Zum Ausprobieren: Wer hat laut dem Dokumenttext über den Shōwa-shinzan das tägliche Wachstum des Lavadoms mit Messungen und Zeichnungen festgehalten?
──────── Dokumenttext
Shōwashin-zan, Aktiver Lavadom in Sobetsu, Japan
Shōwa-shinzan ist ein aktiver Lavadom in Sobetsu, der durch ein Erdbeben während des Zweiten Weltkriegs aus flachem Ackerland aufstieg. Die Formation erreicht 398 Meter Höhe und setzt ständig schwefelhaltige Dämpfe aus ihrem Gipfel frei, wodurch die anhaltende geologische Aktivität in Hokkaido sichtbar wird.
Die Formation entstand zwischen Dezember 1943 und September 1945, als sie aus Weizenfeldern nach intensiver seismischer Aktivität während des Zweiten Weltkriegs emporstieg. Die japanische Regierung beschränkte Informationen über die Entstehung des Vulkans während des Krieges und betrachtete seine Bildung als ungünstiges Zeichen.
Der örtliche Postmeister Masao Mimatsu verfolgte das tägliche Wachstum durch sorgfältige Messungen und Zeichnungen von seinem Fenster aus und schuf so detaillierte wissenschaftliche Aufzeichnungen. Seine geduldige Dokumentation verwandelte Beobachtungen aus dem Alltag in ein wertvolles geologisches Archiv, das Forschern noch heute als Grundlage dient.
Die Seilbahn zum Berg Usu bietet direkte Ausblicke auf die vulkanische Formation und ermöglicht Besuchern, die geologischen Merkmale aus mehreren Blickwinkeln zu beobachten. Der Aufstieg zeigt die raue Oberfläche des Doms und die dampfenden Öffnungen deutlich, besonders bei klarem Wetter.
────────────────
──────── Bereitgestelltes Material
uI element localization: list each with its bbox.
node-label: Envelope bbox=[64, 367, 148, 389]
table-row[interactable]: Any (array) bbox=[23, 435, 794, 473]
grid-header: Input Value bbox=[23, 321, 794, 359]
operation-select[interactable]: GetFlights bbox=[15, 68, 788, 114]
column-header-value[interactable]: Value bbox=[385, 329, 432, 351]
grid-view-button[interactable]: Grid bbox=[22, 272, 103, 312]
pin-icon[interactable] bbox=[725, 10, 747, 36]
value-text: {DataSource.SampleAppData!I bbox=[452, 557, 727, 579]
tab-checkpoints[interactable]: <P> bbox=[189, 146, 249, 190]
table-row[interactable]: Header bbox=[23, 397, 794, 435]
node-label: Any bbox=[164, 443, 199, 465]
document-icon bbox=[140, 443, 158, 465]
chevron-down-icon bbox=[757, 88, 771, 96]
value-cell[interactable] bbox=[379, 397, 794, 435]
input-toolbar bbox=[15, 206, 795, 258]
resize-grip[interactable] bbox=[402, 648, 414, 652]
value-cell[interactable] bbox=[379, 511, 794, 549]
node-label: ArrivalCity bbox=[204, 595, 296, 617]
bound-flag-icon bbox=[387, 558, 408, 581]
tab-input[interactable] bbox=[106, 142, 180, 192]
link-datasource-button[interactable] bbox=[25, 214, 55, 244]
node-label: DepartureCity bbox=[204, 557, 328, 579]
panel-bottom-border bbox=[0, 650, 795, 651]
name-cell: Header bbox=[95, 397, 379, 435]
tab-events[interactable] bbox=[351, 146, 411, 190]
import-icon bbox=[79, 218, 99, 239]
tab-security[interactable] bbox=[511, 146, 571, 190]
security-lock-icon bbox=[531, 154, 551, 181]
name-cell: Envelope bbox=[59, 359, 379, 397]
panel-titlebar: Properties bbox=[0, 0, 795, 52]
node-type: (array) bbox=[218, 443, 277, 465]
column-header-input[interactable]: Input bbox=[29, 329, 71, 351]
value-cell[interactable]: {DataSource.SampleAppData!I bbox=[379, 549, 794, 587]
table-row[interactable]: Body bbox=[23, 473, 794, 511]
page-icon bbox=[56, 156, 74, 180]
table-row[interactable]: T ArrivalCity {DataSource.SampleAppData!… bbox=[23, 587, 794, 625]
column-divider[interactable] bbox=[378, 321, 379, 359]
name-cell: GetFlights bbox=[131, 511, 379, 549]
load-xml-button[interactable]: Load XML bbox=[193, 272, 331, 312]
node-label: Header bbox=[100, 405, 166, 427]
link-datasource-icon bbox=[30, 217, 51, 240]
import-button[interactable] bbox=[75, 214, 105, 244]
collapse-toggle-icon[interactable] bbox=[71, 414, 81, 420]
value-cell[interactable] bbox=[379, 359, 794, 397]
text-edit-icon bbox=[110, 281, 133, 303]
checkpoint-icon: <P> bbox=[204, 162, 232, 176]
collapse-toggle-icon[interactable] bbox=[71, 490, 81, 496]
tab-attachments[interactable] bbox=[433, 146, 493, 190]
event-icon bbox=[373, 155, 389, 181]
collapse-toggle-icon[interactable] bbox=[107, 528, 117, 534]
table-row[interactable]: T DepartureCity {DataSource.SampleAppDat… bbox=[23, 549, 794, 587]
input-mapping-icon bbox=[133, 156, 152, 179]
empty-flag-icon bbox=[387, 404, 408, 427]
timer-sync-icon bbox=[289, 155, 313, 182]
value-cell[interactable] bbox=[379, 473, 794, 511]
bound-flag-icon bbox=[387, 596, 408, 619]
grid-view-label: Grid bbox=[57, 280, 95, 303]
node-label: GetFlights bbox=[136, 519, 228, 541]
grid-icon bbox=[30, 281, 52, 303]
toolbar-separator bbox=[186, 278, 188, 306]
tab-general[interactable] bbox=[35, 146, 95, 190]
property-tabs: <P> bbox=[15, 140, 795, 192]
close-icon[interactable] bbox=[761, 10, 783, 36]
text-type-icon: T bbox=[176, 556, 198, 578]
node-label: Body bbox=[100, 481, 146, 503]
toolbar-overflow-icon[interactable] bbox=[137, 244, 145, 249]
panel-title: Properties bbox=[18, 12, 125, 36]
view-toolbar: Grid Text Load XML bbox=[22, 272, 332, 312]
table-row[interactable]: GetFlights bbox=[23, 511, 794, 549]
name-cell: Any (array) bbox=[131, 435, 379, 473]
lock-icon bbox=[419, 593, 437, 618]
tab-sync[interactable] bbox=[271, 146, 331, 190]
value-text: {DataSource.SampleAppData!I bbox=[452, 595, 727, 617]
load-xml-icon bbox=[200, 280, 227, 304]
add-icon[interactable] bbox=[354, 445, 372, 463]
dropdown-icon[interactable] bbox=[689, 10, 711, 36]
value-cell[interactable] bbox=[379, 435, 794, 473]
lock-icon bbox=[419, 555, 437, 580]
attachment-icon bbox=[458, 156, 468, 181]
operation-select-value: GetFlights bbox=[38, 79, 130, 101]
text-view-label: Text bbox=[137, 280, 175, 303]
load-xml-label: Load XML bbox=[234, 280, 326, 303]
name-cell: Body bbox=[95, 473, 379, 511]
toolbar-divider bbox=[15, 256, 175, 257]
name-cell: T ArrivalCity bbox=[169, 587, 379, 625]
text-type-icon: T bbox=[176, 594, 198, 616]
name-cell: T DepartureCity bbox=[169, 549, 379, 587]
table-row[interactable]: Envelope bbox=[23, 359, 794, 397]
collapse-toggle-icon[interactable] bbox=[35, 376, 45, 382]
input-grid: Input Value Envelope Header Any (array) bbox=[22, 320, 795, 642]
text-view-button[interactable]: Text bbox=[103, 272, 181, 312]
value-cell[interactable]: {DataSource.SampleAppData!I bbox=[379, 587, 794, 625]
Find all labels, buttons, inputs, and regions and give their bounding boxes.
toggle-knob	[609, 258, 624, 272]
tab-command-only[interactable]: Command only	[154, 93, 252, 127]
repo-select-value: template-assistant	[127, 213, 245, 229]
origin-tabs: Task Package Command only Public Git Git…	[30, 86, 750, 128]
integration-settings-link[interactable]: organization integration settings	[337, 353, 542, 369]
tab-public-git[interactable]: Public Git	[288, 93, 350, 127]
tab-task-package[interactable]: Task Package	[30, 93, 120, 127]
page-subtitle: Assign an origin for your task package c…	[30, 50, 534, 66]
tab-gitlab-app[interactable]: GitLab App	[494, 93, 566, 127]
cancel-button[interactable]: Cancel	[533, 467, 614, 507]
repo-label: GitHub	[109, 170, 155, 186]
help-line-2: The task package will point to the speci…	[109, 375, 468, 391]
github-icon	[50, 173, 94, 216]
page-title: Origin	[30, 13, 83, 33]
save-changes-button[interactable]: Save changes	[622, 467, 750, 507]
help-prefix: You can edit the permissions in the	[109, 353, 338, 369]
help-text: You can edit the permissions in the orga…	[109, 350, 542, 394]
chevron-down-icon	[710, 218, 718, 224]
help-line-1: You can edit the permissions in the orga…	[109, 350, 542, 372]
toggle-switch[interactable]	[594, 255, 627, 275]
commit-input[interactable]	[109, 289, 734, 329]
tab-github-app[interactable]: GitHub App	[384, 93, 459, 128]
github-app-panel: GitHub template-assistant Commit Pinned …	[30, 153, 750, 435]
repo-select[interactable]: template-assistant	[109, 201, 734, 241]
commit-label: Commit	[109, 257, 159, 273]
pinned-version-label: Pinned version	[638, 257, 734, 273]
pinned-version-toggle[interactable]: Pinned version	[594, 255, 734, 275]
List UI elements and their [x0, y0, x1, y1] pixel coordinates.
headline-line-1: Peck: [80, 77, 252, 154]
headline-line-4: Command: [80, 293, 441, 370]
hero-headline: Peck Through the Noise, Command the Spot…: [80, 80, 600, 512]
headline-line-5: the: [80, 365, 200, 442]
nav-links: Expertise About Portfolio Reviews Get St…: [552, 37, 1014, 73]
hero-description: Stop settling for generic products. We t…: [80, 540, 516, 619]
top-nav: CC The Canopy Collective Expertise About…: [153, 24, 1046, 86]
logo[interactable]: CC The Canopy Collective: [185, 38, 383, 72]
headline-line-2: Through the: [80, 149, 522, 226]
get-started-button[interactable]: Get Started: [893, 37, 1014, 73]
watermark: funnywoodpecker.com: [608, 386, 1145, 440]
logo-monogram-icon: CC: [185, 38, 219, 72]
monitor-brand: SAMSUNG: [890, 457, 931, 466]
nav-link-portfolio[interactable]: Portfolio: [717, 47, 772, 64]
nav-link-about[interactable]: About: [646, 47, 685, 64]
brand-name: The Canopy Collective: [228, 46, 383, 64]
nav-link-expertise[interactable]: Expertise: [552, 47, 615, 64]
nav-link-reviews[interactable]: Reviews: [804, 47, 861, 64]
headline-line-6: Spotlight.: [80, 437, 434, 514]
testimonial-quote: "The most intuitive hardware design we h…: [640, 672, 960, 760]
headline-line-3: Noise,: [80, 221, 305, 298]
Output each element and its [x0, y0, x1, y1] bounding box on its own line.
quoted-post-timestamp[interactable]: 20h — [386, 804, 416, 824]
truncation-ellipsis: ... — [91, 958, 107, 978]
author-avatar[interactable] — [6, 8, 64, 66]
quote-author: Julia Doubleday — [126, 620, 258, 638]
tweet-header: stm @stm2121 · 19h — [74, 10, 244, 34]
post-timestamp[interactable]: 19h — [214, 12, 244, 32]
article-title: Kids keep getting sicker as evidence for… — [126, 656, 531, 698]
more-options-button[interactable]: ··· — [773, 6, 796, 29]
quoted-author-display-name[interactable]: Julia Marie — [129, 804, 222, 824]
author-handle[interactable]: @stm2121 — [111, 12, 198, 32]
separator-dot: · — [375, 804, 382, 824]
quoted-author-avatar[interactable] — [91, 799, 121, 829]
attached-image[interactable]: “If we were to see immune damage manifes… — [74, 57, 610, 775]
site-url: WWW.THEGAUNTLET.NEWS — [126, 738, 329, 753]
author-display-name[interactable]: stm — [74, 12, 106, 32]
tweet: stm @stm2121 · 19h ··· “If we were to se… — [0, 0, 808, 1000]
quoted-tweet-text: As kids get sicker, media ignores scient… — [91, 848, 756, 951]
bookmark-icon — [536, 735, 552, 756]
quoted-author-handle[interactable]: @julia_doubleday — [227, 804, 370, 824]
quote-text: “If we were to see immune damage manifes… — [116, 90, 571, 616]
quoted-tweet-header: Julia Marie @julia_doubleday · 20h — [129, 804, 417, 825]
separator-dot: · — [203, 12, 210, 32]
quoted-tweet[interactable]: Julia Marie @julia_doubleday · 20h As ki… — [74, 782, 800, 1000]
────────────────
Ergebnis der Übung: Der örtliche Postmeister Masao Mimatsu.